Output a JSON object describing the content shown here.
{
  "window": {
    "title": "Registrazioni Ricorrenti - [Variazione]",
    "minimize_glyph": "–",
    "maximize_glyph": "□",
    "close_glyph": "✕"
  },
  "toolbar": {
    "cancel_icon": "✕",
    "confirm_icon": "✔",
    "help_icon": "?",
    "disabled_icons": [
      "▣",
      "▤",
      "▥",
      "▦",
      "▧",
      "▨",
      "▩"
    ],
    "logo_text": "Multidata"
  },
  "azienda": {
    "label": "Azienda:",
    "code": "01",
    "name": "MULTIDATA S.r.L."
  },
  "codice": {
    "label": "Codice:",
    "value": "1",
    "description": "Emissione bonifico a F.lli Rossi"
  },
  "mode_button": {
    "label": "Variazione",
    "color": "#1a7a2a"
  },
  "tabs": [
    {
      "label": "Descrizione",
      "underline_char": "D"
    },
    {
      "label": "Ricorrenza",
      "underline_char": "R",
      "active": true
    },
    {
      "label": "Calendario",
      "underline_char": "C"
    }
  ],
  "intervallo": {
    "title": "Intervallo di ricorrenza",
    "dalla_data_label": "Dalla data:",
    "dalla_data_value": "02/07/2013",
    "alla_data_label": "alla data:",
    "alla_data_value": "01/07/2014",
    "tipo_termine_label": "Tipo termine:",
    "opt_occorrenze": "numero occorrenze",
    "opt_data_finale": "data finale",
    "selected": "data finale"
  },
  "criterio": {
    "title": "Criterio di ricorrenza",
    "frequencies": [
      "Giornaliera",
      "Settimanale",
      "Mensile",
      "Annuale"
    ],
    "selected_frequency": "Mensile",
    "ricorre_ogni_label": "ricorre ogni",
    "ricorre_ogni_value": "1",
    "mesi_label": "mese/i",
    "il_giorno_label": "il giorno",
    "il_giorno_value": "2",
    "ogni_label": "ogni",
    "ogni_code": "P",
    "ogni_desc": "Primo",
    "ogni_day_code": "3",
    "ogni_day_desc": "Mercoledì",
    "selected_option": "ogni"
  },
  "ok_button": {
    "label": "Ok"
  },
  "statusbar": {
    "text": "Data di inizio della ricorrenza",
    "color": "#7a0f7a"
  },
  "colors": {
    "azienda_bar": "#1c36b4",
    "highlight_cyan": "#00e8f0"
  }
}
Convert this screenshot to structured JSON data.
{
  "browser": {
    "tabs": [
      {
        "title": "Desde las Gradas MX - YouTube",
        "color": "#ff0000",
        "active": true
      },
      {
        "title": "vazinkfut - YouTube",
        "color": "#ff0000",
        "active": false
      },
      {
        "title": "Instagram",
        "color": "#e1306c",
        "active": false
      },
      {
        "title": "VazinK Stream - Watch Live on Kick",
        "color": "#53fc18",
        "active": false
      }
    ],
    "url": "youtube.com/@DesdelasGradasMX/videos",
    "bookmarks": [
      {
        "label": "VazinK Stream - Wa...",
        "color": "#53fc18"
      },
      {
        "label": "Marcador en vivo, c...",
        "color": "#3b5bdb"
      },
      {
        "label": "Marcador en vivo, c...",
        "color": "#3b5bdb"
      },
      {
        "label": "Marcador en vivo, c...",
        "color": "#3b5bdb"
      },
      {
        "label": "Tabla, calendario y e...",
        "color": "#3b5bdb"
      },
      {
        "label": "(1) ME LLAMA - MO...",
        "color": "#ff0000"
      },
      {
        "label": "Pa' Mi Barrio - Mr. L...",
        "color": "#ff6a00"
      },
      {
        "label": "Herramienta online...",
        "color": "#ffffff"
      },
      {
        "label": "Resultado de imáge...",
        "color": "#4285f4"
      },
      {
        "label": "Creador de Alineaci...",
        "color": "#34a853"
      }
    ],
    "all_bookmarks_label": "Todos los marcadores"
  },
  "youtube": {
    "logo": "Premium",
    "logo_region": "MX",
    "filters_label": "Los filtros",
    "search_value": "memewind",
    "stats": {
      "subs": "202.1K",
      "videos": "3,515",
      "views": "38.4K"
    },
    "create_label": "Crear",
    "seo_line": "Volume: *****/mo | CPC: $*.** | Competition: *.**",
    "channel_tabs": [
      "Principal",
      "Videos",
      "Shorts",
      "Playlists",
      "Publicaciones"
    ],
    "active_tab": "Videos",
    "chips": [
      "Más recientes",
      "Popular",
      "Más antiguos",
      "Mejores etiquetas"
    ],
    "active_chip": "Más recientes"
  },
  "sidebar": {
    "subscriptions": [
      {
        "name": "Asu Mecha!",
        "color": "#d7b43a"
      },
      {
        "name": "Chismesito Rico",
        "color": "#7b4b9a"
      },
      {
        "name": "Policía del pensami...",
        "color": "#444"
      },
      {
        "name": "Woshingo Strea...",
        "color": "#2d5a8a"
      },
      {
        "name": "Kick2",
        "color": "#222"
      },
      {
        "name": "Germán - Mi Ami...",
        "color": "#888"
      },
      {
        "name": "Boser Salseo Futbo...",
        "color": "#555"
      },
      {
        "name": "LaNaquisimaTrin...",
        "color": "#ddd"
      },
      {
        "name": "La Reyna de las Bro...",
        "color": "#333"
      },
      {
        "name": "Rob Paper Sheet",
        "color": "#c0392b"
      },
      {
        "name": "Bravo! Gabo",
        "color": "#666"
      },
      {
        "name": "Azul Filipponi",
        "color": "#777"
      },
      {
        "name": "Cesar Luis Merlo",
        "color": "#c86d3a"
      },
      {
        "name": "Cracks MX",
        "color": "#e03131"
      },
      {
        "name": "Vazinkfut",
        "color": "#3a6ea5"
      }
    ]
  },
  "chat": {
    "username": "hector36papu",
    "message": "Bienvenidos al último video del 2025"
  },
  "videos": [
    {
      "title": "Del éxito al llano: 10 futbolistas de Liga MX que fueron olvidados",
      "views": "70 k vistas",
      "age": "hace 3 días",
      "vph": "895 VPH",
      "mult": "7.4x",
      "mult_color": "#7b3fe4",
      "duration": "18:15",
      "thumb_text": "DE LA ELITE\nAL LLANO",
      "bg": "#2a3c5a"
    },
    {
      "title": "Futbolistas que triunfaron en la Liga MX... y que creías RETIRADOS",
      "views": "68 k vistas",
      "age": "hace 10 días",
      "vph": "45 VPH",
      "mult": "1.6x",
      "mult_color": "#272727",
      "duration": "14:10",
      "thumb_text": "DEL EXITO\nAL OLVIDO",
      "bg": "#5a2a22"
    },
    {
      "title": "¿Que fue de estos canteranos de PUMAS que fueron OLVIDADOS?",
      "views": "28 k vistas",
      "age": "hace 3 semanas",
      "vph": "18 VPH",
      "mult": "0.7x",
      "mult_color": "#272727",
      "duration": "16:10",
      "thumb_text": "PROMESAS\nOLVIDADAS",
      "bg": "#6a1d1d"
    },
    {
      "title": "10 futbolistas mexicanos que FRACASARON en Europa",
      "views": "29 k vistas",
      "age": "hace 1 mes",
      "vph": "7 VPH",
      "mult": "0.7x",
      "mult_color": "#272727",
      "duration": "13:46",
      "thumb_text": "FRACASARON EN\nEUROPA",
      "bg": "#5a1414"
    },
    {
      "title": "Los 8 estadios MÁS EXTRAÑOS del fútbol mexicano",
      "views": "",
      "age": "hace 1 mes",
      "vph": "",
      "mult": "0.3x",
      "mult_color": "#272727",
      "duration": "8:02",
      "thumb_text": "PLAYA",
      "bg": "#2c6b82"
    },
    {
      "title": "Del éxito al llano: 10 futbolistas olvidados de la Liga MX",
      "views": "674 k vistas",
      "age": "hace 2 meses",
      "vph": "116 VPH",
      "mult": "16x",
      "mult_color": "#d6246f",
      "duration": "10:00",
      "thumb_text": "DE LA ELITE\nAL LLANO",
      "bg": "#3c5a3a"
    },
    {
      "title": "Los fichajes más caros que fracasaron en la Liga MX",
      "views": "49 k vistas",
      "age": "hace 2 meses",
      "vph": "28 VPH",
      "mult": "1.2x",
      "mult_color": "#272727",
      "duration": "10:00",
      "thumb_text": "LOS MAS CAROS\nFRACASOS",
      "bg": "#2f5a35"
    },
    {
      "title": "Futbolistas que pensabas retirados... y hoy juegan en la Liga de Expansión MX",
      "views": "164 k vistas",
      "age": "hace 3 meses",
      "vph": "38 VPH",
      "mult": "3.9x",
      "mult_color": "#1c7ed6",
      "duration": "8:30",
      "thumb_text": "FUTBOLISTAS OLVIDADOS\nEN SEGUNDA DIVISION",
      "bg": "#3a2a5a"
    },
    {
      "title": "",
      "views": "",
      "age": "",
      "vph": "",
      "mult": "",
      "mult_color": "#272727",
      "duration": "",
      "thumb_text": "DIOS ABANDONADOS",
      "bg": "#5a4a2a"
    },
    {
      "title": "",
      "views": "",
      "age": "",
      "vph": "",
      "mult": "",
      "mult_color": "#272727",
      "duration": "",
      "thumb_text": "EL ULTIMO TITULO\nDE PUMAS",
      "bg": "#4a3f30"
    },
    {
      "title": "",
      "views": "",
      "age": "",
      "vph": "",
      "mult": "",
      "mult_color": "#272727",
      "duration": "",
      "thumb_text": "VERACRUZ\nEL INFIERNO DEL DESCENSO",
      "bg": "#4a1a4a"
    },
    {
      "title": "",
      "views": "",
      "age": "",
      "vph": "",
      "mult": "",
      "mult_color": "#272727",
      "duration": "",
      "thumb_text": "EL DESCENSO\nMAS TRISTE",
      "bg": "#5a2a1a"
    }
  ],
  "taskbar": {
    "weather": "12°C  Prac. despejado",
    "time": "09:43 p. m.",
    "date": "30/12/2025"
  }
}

- - - -

◆ **AIM**
Select the lines from the entries that include the word "Mensile".

◆ **RESULT OF THE EXERCISE**
      "Mensile",
    "selected_frequency": "Mensile",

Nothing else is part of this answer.